--- START OF MATERIAL FOR THE TASK ---

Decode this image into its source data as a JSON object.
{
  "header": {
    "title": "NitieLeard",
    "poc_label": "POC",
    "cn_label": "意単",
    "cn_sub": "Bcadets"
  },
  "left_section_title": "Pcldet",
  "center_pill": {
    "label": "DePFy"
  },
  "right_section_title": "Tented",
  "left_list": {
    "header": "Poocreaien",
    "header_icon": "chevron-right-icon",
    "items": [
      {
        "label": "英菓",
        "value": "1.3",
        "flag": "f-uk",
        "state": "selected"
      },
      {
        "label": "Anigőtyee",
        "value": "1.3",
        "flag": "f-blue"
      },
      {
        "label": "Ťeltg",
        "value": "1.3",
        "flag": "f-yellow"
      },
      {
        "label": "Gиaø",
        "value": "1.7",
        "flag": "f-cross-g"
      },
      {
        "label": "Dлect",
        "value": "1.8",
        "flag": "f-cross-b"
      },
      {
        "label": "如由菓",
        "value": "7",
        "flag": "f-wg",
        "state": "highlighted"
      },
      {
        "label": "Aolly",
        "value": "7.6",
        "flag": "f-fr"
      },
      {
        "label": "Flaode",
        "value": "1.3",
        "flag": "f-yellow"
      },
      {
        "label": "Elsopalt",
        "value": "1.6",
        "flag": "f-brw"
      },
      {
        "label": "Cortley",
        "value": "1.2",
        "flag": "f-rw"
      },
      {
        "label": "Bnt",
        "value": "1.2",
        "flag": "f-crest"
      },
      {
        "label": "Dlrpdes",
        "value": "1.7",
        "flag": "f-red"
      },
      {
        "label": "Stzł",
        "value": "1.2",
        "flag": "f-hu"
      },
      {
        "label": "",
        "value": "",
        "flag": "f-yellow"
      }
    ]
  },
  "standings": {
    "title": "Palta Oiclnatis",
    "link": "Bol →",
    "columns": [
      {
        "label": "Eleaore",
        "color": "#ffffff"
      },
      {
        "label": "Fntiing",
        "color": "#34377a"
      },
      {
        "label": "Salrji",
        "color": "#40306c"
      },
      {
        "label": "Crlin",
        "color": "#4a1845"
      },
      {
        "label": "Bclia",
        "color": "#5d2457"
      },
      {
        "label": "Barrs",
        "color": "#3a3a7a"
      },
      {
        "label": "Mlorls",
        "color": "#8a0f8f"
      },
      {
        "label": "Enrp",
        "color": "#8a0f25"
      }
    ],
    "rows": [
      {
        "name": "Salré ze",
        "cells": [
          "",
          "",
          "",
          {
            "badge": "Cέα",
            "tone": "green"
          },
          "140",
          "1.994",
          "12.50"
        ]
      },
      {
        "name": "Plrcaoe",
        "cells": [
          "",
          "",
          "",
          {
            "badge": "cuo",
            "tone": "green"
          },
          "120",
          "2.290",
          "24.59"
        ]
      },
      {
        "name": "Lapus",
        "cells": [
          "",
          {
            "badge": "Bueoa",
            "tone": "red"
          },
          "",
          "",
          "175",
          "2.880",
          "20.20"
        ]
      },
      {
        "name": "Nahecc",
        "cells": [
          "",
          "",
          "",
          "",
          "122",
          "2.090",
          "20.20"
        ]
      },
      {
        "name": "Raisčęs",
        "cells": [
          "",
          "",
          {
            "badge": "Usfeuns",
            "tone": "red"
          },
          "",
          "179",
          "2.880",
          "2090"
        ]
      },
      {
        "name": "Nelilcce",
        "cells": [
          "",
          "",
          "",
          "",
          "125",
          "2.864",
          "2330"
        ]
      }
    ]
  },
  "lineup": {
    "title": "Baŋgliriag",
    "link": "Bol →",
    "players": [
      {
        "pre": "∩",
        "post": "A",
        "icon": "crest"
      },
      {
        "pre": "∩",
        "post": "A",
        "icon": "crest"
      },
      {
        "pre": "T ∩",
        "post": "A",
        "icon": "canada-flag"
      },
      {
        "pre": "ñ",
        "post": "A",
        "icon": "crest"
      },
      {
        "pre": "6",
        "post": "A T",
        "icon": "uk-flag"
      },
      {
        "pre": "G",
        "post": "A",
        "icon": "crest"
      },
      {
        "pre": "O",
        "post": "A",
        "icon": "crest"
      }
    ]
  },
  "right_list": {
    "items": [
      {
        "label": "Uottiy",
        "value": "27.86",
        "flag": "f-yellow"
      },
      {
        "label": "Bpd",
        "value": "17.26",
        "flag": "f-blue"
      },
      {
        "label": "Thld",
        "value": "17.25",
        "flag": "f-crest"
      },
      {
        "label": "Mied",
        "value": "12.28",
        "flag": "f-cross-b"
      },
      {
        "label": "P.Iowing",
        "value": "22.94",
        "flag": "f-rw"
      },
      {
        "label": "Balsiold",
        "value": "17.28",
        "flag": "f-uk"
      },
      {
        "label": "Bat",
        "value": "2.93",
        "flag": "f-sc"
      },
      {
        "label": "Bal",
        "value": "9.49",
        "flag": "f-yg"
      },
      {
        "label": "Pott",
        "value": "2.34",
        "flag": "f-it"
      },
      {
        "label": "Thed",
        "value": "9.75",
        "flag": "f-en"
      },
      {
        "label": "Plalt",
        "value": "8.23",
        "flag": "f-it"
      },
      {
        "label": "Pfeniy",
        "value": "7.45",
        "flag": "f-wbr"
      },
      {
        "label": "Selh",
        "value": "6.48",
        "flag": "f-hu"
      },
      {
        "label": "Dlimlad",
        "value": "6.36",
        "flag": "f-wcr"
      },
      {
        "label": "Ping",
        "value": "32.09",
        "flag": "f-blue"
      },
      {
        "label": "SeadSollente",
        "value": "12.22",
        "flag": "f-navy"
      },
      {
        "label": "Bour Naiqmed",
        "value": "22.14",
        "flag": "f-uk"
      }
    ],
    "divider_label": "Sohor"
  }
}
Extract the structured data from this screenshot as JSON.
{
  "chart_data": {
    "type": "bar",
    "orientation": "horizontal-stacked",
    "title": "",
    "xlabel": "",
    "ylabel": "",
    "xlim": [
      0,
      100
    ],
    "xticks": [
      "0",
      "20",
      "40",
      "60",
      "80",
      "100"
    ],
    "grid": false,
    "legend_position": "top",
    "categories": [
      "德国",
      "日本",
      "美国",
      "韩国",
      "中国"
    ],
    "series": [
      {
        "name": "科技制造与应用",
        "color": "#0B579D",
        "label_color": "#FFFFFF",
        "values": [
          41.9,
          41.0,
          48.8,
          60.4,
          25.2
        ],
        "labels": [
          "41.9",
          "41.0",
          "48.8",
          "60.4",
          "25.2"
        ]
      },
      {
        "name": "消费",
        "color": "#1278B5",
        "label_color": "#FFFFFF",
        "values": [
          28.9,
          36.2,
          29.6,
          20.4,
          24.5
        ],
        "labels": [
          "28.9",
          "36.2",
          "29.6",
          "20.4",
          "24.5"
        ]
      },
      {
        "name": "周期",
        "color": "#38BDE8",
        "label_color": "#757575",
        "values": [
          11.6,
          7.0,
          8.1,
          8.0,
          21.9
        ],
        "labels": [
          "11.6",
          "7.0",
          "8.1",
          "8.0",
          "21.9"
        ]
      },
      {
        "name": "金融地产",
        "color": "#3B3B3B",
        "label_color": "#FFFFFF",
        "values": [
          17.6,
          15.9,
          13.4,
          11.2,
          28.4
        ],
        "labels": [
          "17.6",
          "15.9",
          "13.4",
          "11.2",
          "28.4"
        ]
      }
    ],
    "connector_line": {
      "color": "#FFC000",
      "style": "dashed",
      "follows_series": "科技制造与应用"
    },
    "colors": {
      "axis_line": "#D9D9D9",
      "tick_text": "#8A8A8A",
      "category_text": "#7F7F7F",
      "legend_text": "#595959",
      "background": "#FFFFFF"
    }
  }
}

--- END OF MATERIAL FOR THE TASK ---

• CHALLENGE
Each record should come back exactly as written.

• SOLUTION
Decode this image into its source data as a JSON object.
{
  "header": {
    "title": "NitieLeard",
    "poc_label": "POC",
    "cn_label": "意単",
    "cn_sub": "Bcadets"
  },
  "left_section_title": "Pcldet",
  "center_pill": {
    "label": "DePFy"
  },
  "right_section_title": "Tented",
  "left_list": {
    "header": "Poocreaien",
    "header_icon": "chevron-right-icon",
    "items": [
      {
        "label": "英菓",
        "value": "1.3",
        "flag": "f-uk",
        "state": "selected"
      },
      {
        "label": "Anigőtyee",
        "value": "1.3",
        "flag": "f-blue"
      },
      {
        "label": "Ťeltg",
        "value": "1.3",
        "flag": "f-yellow"
      },
      {
        "label": "Gиaø",
        "value": "1.7",
        "flag": "f-cross-g"
      },
      {
        "label": "Dлect",
        "value": "1.8",
        "flag": "f-cross-b"
      },
      {
        "label": "如由菓",
        "value": "7",
        "flag": "f-wg",
        "state": "highlighted"
      },
      {
        "label": "Aolly",
        "value": "7.6",
        "flag": "f-fr"
      },
      {
        "label": "Flaode",
        "value": "1.3",
        "flag": "f-yellow"
      },
      {
        "label": "Elsopalt",
        "value": "1.6",
        "flag": "f-brw"
      },
      {
        "label": "Cortley",
        "value": "1.2",
        "flag": "f-rw"
      },
      {
        "label": "Bnt",
        "value": "1.2",
        "flag": "f-crest"
      },
      {
        "label": "Dlrpdes",
        "value": "1.7",
        "flag": "f-red"
      },
      {
        "label": "Stzł",
        "value": "1.2",
        "flag": "f-hu"
      },
      {
        "label": "",
        "value": "",
        "flag": "f-yellow"
      }
    ]
  },
  "standings": {
    "title": "Palta Oiclnatis",
    "link": "Bol →",
    "columns": [
      {
        "label": "Eleaore",
        "color": "#ffffff"
      },
      {
        "label": "Fntiing",
        "color": "#34377a"
      },
      {
        "label": "Salrji",
        "color": "#40306c"
      },
      {
        "label": "Crlin",
        "color": "#4a1845"
      },
      {
        "label": "Bclia",
        "color": "#5d2457"
      },
      {
        "label": "Barrs",
        "color": "#3a3a7a"
      },
      {
        "label": "Mlorls",
        "color": "#8a0f8f"
      },
      {
        "label": "Enrp",
        "color": "#8a0f25"
      }
    ],
    "rows": [
      {
        "name": "Salré ze",
        "cells": [
          "",
          "",
          "",
          {
            "badge": "Cέα",
            "tone": "green"
          },
          "140",
          "1.994",
          "12.50"
        ]
      },
      {
        "name": "Plrcaoe",
        "cells": [
          "",
          "",
          "",
          {
            "badge": "cuo",
            "tone": "green"
          },
          "120",
          "2.290",
          "24.59"
        ]
      },
      {
        "name": "Lapus",
        "cells": [
          "",
          {
            "badge": "Bueoa",
            "tone": "red"
          },
          "",
          "",
          "175",
          "2.880",
          "20.20"
        ]
      },
      {
        "name": "Nahecc",
        "cells": [
          "",
          "",
          "",
          "",
          "122",
          "2.090",
          "20.20"
        ]
      },
      {
        "name": "Raisčęs",
        "cells": [
          "",
          "",
          {
            "badge": "Usfeuns",
            "tone": "red"
          },
          "",
          "179",
          "2.880",
          "2090"
        ]
      },
      {
        "name": "Nelilcce",
        "cells": [
          "",
          "",
          "",
          "",
          "125",
          "2.864",
          "2330"
        ]
      }
    ]
  },
  "lineup": {
    "title": "Baŋgliriag",
    "link": "Bol →",
    "players": [
      {
        "pre": "∩",
        "post": "A",
        "icon": "crest"
      },
      {
        "pre": "∩",
        "post": "A",
        "icon": "crest"
      },
      {
        "pre": "T ∩",
        "post": "A",
        "icon": "canada-flag"
      },
      {
        "pre": "ñ",
        "post": "A",
        "icon": "crest"
      },
      {
        "pre": "6",
        "post": "A T",
        "icon": "uk-flag"
      },
      {
        "pre": "G",
        "post": "A",
        "icon": "crest"
      },
      {
        "pre": "O",
        "post": "A",
        "icon": "crest"
      }
    ]
  },
  "right_list": {
    "items": [
      {
        "label": "Uottiy",
        "value": "27.86",
        "flag": "f-yellow"
      },
      {
        "label": "Bpd",
        "value": "17.26",
        "flag": "f-blue"
      },
      {
        "label": "Thld",
        "value": "17.25",
        "flag": "f-crest"
      },
      {
        "label": "Mied",
        "value": "12.28",
        "flag": "f-cross-b"
      },
      {
        "label": "P.Iowing",
        "value": "22.94",
        "flag": "f-rw"
      },
      {
        "label": "Balsiold",
        "value": "17.28",
        "flag": "f-uk"
      },
      {
        "label": "Bat",
        "value": "2.93",
        "flag": "f-sc"
      },
      {
        "label": "Bal",
        "value": "9.49",
        "flag": "f-yg"
      },
      {
        "label": "Pott",
        "value": "2.34",
        "flag": "f-it"
      },
      {
        "label": "Thed",
        "value": "9.75",
        "flag": "f-en"
      },
      {
        "label": "Plalt",
        "value": "8.23",
        "flag": "f-it"
      },
      {
        "label": "Pfeniy",
        "value": "7.45",
        "flag": "f-wbr"
      },
      {
        "label": "Selh",
        "value": "6.48",
        "flag": "f-hu"
      },
      {
        "label": "Dlimlad",
        "value": "6.36",
        "flag": "f-wcr"
      },
      {
        "label": "Ping",
        "value": "32.09",
        "flag": "f-blue"
      },
      {
        "label": "SeadSollente",
        "value": "12.22",
        "flag": "f-navy"
      },
      {
        "label": "Bour Naiqmed",
        "value": "22.14",
        "flag": "f-uk"
      }
    ],
    "divider_label": "Sohor"
  }
}
Extract the structured data from this screenshot as JSON.
{
  "chart_data": {
    "type": "bar",
    "orientation": "horizontal-stacked",
    "title": "",
    "xlabel": "",
    "ylabel": "",
    "xlim": [
      0,
      100
    ],
    "xticks": [
      "0",
      "20",
      "40",
      "60",
      "80",
      "100"
    ],
    "grid": false,
    "legend_position": "top",
    "categories": [
      "德国",
      "日本",
      "美国",
      "韩国",
      "中国"
    ],
    "series": [
      {
        "name": "科技制造与应用",
        "color": "#0B579D",
        "label_color": "#FFFFFF",
        "values": [
          41.9,
          41.0,
          48.8,
          60.4,
          25.2
        ],
        "labels": [
          "41.9",
          "41.0",
          "48.8",
          "60.4",
          "25.2"
        ]
      },
      {
        "name": "消费",
        "color": "#1278B5",
        "label_color": "#FFFFFF",
        "values": [
          28.9,
          36.2,
          29.6,
          20.4,
          24.5
        ],
        "labels": [
          "28.9",
          "36.2",
          "29.6",
          "20.4",
          "24.5"
        ]
      },
      {
        "name": "周期",
        "color": "#38BDE8",
        "label_color": "#757575",
        "values": [
          11.6,
          7.0,
          8.1,
          8.0,
          21.9
        ],
        "labels": [
          "11.6",
          "7.0",
          "8.1",
          "8.0",
          "21.9"
        ]
      },
      {
        "name": "金融地产",
        "color": "#3B3B3B",
        "label_color": "#FFFFFF",
        "values": [
          17.6,
          15.9,
          13.4,
          11.2,
          28.4
        ],
        "labels": [
          "17.6",
          "15.9",
          "13.4",
          "11.2",
          "28.4"
        ]
      }
    ],
    "connector_line": {
      "color": "#FFC000",
      "style": "dashed",
      "follows_series": "科技制造与应用"
    },
    "colors": {
      "axis_line": "#D9D9D9",
      "tick_text": "#8A8A8A",
      "category_text": "#7F7F7F",
      "legend_text": "#595959",
      "background": "#FFFFFF"
    }
  }
}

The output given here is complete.